[A run of records]
^^^^

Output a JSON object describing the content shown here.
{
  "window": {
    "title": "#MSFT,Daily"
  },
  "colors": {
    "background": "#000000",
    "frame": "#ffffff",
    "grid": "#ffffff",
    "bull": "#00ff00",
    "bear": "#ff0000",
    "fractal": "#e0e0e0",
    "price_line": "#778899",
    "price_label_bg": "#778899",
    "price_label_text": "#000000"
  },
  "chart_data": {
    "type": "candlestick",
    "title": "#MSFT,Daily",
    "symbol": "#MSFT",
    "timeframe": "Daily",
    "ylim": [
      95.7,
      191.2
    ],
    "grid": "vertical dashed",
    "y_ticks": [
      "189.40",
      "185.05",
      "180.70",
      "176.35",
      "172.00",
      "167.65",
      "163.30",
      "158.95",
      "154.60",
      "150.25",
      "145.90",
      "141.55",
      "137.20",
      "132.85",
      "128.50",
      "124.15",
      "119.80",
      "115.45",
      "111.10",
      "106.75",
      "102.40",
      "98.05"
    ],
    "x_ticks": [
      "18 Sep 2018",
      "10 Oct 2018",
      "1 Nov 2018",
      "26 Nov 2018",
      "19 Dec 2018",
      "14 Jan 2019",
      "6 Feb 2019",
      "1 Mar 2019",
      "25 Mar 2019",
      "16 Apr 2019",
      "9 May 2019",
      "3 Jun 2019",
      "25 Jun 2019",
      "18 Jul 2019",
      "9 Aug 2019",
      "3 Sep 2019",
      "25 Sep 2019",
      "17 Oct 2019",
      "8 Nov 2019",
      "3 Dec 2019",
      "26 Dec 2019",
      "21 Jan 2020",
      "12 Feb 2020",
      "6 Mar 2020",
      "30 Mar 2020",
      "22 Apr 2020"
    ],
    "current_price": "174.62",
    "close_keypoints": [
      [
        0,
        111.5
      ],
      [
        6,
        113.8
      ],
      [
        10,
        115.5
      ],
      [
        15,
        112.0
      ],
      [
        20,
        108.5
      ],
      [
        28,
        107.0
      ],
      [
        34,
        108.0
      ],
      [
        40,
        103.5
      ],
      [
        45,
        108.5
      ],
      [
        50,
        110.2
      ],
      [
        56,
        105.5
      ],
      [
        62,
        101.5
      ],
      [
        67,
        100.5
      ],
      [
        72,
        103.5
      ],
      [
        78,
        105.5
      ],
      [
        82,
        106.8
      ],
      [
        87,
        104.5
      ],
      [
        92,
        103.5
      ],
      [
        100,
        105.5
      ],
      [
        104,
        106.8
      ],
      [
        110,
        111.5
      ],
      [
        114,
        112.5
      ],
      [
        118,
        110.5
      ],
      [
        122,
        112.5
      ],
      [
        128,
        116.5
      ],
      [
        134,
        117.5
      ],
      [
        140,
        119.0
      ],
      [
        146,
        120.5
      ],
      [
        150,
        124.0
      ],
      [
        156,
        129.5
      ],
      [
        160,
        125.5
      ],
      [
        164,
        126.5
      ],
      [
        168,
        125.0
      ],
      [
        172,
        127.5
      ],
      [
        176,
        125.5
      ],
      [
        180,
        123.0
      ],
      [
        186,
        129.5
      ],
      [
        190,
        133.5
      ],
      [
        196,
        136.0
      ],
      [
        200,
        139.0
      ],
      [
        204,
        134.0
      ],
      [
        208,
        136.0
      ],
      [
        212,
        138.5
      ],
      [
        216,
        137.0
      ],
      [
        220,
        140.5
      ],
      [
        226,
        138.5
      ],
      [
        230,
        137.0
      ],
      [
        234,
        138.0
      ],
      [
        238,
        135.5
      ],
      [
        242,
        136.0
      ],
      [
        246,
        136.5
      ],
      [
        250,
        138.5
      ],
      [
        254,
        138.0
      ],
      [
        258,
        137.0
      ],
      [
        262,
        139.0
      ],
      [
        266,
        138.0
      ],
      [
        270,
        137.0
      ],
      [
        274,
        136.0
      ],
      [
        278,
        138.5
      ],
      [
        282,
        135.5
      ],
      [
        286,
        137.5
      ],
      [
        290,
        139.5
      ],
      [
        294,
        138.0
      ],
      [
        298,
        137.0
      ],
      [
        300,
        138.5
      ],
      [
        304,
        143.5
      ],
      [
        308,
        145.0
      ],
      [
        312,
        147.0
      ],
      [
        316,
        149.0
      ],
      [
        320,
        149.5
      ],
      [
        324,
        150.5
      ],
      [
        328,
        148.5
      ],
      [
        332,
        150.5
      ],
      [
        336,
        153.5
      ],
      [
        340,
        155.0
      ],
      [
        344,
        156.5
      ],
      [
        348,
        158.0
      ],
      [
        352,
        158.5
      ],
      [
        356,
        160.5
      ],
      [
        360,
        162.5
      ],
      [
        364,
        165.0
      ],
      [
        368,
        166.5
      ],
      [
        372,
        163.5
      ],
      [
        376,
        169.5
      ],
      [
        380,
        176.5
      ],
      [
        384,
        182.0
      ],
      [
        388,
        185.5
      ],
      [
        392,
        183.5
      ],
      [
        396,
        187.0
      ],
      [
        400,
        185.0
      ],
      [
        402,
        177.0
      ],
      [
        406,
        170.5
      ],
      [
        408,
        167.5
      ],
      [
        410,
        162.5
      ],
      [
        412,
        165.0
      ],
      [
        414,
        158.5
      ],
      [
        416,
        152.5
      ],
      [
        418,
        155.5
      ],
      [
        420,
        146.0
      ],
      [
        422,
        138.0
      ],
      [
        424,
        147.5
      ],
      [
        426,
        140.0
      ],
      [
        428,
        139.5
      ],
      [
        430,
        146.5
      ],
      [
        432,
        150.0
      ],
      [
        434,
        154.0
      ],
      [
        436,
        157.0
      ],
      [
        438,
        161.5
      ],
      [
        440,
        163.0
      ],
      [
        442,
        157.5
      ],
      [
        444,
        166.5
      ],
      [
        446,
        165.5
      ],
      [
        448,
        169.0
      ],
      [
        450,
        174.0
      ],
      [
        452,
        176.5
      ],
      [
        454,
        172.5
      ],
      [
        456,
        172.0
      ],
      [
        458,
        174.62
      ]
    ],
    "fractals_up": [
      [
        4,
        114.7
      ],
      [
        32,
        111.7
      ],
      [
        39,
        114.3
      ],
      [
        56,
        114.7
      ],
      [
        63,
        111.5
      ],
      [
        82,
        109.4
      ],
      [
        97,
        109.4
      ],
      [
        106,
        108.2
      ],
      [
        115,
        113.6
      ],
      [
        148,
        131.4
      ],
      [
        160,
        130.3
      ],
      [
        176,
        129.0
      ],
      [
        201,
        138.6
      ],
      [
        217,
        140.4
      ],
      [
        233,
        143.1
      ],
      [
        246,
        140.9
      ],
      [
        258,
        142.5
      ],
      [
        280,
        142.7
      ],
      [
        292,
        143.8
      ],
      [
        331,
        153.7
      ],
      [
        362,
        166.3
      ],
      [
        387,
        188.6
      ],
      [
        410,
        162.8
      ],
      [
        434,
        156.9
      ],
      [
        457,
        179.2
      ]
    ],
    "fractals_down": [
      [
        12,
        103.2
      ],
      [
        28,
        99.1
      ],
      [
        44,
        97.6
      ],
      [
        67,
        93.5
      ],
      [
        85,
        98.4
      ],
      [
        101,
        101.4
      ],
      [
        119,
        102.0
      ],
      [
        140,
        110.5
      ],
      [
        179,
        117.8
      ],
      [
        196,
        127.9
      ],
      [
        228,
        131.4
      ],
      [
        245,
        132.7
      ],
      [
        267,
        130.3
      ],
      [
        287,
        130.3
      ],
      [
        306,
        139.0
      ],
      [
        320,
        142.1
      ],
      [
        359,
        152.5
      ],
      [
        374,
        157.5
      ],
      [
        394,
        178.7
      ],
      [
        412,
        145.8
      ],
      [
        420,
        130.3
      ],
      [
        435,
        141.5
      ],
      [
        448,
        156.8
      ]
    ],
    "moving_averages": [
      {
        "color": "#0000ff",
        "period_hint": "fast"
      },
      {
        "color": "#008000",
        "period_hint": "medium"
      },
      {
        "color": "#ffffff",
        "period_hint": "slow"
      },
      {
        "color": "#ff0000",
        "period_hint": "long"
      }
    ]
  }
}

^^^^

▶ [Exercise prompt] Copy out all lines from the material above that contain the string "ffffff".

▶ [Finished answer]
    "frame": "#ffffff",
    "grid": "#ffffff",
        "color": "#ffffff",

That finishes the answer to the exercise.